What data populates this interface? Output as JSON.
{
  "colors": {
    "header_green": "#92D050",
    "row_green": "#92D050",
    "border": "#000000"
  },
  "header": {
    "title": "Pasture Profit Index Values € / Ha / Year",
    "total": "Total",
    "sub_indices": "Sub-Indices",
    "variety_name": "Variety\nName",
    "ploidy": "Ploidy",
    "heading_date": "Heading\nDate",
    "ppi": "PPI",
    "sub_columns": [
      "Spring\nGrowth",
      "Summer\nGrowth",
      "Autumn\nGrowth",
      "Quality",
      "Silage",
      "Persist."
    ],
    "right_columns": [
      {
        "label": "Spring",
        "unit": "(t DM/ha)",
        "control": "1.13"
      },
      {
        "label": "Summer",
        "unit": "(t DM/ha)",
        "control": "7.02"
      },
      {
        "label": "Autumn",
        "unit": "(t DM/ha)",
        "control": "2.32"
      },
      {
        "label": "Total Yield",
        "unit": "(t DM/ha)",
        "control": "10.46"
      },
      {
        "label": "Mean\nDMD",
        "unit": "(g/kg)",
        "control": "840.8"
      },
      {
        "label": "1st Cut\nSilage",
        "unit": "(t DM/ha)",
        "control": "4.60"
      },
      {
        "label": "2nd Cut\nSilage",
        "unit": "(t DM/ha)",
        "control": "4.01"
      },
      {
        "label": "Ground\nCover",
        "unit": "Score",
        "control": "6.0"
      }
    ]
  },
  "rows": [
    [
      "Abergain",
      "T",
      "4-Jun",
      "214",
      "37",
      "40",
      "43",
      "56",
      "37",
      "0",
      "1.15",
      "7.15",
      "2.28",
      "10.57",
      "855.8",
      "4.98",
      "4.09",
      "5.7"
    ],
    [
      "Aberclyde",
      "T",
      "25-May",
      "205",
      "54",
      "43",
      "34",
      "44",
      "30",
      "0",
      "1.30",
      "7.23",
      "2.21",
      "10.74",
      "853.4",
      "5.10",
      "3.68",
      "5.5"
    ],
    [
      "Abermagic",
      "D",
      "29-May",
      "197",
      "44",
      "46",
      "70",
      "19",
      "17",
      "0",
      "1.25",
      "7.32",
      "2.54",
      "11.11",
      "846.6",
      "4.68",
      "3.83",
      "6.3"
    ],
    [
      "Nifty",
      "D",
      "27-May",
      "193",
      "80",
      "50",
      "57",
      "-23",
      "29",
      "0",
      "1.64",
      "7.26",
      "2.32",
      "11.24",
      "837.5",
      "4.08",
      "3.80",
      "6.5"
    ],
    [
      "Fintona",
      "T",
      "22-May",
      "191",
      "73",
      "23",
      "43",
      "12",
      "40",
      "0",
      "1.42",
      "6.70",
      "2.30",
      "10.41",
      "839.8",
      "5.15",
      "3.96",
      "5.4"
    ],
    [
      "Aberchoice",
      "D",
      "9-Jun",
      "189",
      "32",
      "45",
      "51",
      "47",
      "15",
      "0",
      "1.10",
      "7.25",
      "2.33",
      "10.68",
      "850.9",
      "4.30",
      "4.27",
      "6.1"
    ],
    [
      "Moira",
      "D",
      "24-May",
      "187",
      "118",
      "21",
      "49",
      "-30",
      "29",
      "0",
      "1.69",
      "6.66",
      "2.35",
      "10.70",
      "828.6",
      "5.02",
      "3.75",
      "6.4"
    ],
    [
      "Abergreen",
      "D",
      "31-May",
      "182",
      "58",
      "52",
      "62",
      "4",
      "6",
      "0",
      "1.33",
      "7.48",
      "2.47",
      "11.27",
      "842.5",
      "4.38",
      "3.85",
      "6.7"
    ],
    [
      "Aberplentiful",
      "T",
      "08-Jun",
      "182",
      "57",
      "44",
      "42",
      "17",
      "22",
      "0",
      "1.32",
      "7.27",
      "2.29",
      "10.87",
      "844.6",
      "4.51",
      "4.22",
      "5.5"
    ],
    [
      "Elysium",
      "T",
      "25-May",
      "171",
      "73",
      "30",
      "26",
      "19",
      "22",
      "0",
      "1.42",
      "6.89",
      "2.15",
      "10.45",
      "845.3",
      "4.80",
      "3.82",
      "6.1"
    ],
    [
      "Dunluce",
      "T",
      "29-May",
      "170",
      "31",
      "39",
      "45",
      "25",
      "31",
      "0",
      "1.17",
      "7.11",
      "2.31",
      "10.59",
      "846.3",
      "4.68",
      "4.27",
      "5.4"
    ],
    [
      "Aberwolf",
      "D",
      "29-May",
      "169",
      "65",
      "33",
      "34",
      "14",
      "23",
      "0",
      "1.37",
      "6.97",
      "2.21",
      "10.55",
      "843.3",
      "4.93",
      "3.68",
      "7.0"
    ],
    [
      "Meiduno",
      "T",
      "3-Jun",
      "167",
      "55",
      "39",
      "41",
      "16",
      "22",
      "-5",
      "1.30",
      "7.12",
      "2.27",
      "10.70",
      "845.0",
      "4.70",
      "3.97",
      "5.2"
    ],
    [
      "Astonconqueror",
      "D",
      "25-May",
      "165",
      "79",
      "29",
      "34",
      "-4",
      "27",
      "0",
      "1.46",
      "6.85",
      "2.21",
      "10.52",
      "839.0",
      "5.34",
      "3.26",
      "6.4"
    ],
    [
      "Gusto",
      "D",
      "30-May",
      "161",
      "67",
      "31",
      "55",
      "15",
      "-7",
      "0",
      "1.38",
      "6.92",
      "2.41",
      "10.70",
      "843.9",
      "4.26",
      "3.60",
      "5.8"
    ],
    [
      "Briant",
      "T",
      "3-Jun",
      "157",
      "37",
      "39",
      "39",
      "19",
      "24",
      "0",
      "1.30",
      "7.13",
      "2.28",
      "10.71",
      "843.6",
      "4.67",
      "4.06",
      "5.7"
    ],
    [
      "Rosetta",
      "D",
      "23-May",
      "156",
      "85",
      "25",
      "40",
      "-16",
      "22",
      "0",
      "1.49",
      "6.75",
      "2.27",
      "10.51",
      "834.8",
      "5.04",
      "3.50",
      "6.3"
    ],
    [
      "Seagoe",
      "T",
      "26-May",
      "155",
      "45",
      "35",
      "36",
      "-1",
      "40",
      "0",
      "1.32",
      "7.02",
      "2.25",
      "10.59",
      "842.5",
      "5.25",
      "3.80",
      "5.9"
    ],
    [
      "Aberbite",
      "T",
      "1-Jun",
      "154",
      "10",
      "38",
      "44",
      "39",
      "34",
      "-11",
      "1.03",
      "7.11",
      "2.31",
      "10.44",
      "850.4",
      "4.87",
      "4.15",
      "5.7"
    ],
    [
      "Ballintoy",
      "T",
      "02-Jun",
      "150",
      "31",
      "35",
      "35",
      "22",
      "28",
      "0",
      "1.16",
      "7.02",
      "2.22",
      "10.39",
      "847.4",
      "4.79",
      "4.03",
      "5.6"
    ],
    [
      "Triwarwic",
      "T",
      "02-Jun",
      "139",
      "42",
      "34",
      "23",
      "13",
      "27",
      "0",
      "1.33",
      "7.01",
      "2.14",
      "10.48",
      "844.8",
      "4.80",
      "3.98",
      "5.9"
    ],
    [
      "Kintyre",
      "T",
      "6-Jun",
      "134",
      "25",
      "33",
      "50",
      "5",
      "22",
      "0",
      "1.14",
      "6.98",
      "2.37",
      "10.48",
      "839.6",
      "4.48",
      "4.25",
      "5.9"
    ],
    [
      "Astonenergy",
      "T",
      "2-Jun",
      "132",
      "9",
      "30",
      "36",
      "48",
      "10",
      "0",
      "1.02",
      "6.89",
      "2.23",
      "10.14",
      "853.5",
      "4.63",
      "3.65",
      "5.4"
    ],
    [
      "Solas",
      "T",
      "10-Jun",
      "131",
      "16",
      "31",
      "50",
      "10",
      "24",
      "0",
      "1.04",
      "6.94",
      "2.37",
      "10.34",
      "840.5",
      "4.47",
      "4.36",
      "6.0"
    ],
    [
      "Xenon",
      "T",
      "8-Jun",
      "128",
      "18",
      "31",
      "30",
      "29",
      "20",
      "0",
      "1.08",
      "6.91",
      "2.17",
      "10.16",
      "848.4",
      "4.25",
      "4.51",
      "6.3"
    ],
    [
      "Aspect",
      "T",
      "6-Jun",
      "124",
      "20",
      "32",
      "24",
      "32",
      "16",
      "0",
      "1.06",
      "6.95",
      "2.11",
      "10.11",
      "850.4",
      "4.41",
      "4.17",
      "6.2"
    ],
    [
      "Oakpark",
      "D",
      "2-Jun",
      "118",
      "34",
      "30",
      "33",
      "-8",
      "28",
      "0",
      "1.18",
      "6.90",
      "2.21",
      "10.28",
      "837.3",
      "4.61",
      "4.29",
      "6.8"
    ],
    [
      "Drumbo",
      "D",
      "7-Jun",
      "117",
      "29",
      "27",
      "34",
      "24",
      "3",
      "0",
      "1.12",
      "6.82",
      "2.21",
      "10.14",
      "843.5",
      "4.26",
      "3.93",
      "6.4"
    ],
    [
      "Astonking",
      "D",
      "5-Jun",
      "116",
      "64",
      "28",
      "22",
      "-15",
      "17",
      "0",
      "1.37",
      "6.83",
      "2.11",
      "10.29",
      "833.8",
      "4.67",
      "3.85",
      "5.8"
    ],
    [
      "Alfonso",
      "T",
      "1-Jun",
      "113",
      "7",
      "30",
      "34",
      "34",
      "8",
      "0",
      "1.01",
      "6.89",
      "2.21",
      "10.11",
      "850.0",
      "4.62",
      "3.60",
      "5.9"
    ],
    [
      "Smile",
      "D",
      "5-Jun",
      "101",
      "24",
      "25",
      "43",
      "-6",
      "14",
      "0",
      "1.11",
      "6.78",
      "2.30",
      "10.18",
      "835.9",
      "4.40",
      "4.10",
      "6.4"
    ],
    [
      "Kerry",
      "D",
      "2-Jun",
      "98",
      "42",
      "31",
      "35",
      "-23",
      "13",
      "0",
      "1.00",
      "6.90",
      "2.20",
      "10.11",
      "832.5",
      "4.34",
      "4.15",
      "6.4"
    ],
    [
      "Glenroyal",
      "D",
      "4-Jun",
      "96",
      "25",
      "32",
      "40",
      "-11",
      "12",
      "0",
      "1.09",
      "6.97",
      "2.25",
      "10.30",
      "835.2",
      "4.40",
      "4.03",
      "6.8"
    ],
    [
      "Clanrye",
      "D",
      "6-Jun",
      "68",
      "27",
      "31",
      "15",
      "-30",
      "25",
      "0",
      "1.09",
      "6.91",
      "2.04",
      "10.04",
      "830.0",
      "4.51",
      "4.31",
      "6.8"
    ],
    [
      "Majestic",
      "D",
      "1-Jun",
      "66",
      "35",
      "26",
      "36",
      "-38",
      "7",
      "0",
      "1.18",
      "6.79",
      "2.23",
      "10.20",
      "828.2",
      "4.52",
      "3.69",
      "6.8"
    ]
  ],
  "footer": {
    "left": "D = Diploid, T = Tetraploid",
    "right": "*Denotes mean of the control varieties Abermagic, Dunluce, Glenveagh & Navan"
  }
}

Given instruction -> Return all lines containing the word "control".

Answer to the exercise ->
        "control": "1.13"
        "control": "7.02"
        "control": "2.32"
        "control": "10.46"
        "control": "840.8"
        "control": "4.60"
        "control": "4.01"
        "control": "6.0"
    "right": "*Denotes mean of the control varieties Abermagic, Dunluce, Glenveagh & Navan"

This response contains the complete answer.